# [Records shown]

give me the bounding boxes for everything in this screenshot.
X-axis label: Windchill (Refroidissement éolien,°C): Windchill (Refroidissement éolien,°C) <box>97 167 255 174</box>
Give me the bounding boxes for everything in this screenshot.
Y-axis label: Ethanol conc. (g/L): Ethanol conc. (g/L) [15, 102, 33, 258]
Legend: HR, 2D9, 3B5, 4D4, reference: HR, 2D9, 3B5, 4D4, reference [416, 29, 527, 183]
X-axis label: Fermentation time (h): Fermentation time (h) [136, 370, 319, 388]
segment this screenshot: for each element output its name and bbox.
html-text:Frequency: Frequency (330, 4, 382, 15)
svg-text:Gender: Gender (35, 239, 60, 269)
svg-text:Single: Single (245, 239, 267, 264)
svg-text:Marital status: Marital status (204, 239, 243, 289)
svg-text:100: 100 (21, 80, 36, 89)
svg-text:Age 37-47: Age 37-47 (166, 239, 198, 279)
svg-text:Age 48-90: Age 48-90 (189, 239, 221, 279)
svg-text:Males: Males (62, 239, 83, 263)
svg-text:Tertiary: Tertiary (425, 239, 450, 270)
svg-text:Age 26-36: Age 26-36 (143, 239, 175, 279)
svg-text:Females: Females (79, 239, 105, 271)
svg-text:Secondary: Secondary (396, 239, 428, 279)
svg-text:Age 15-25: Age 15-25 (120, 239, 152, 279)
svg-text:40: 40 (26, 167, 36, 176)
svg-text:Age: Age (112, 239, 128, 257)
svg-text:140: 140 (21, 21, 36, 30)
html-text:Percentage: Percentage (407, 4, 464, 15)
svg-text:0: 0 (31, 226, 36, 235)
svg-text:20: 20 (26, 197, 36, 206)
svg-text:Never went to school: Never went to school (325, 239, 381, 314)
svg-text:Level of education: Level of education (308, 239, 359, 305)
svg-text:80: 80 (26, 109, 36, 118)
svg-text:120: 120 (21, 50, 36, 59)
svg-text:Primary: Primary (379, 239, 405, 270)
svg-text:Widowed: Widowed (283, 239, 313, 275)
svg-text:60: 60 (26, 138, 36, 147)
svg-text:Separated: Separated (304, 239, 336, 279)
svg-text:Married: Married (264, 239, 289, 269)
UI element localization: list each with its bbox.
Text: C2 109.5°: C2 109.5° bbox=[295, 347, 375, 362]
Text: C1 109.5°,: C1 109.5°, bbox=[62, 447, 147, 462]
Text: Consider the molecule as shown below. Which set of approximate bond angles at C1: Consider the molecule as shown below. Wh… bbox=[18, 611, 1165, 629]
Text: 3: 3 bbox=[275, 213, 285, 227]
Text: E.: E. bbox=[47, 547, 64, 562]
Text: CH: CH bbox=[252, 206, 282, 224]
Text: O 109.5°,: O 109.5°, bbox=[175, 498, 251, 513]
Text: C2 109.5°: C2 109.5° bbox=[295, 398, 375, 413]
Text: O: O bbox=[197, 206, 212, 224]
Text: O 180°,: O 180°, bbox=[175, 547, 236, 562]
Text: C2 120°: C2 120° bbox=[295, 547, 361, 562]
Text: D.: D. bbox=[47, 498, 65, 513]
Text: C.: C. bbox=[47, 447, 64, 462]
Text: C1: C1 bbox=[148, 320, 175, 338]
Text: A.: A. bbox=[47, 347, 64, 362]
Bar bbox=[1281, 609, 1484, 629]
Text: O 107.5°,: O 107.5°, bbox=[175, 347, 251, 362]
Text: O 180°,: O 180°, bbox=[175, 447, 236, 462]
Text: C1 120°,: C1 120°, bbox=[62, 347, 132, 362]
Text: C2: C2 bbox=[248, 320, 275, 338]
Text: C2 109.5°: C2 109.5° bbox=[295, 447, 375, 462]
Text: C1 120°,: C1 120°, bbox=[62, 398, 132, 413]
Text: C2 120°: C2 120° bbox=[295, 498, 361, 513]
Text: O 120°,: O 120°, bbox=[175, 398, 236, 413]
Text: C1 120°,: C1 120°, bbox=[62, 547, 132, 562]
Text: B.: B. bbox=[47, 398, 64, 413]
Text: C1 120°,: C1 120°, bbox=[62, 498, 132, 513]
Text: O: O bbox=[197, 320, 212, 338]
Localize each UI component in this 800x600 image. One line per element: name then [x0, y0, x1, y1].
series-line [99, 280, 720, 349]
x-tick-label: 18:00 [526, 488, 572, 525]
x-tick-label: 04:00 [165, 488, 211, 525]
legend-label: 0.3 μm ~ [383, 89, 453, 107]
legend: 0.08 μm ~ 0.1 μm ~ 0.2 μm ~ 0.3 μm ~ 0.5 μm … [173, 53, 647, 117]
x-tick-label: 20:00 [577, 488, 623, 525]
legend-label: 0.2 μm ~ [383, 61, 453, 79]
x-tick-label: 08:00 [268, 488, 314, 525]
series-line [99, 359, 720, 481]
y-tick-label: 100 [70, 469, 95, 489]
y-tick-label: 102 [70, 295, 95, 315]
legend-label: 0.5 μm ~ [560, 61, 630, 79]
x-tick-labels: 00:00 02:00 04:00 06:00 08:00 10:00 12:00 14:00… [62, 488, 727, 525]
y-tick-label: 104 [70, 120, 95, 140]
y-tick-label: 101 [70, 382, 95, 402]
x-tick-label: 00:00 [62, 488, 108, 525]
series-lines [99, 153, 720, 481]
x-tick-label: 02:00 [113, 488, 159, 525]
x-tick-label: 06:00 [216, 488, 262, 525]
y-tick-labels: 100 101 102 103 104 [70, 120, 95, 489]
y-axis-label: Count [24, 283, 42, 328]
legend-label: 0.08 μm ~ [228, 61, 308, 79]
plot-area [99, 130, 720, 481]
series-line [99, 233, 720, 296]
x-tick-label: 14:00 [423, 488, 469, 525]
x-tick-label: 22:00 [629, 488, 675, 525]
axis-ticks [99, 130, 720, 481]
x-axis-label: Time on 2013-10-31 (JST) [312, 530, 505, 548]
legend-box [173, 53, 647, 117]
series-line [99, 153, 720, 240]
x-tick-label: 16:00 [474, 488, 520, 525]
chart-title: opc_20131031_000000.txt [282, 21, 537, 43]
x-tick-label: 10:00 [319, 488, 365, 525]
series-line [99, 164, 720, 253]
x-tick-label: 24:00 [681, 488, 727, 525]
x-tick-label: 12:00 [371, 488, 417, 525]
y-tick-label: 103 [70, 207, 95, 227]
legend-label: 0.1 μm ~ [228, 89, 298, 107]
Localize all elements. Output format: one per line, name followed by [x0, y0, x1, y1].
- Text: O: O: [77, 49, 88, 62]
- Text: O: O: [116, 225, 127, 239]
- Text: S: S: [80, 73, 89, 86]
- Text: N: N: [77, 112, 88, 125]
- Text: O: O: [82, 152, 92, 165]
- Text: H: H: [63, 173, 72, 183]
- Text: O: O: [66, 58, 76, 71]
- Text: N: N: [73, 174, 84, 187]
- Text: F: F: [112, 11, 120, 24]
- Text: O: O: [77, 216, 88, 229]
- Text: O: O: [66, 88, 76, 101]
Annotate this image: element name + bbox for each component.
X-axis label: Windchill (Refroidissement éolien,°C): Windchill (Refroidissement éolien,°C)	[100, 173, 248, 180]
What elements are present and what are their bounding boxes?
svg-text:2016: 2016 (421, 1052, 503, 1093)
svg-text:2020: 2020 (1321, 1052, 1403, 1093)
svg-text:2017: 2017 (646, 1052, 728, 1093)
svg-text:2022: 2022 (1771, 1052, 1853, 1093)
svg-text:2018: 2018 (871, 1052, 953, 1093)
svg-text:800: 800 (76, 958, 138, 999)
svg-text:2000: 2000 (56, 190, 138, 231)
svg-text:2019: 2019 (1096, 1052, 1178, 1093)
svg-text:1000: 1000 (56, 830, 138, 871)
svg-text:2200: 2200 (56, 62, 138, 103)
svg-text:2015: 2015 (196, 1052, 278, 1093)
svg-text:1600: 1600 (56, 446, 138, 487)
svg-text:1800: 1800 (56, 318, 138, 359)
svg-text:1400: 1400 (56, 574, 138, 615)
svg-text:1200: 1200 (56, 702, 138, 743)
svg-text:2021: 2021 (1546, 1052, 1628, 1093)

# [Exercise aim]
Output the listing from its first line through the line containing "svg-text:0: 0 (31, 226, 36, 235)" as a Markdown table with the columns Row and Text, numbering each line and leaving out blank lines.

# [Worked answer]
| Row | Text |
|---|---|
| 1 | give me the bounding boxes for everything in this screenshot. |
| 2 | X-axis label: Windchill (Refroidissement éolien,°C): Windchill (Refroidissement éolien,°C) <box>97 167 255 174</box> |
| 3 | Give me the bounding boxes for everything in this screenshot. |
| 4 | Y-axis label: Ethanol conc. (g/L): Ethanol conc. (g/L) [15, 102, 33, 258] |
| 5 | Legend: HR, 2D9, 3B5, 4D4, reference: HR, 2D9, 3B5, 4D4, reference [416, 29, 527, 183] |
| 6 | X-axis label: Fermentation time (h): Fermentation time (h) [136, 370, 319, 388] |
| 7 | segment this screenshot: for each element output its name and bbox. |
| 8 | html-text:Frequency: Frequency (330, 4, 382, 15) |
| 9 | svg-text:Gender: Gender (35, 239, 60, 269) |
| 10 | svg-text:Single: Single (245, 239, 267, 264) |
| 11 | svg-text:Marital status: Marital status (204, 239, 243, 289) |
| 12 | svg-text:100: 100 (21, 80, 36, 89) |
| 13 | svg-text:Age 37-47: Age 37-47 (166, 239, 198, 279) |
| 14 | svg-text:Age 48-90: Age 48-90 (189, 239, 221, 279) |
| 15 | svg-text:Males: Males (62, 239, 83, 263) |
| 16 | svg-text:Tertiary: Tertiary (425, 239, 450, 270) |
| 17 | svg-text:Age 26-36: Age 26-36 (143, 239, 175, 279) |
| 18 | svg-text:Females: Females (79, 239, 105, 271) |
| 19 | svg-text:Secondary: Secondary (396, 239, 428, 279) |
| 20 | svg-text:Age 15-25: Age 15-25 (120, 239, 152, 279) |
| 21 | svg-text:40: 40 (26, 167, 36, 176) |
| 22 | svg-text:Age: Age (112, 239, 128, 257) |
| 23 | svg-text:140: 140 (21, 21, 36, 30) |
| 24 | html-text:Percentage: Percentage (407, 4, 464, 15) |
| 25 | svg-text:0: 0 (31, 226, 36, 235) |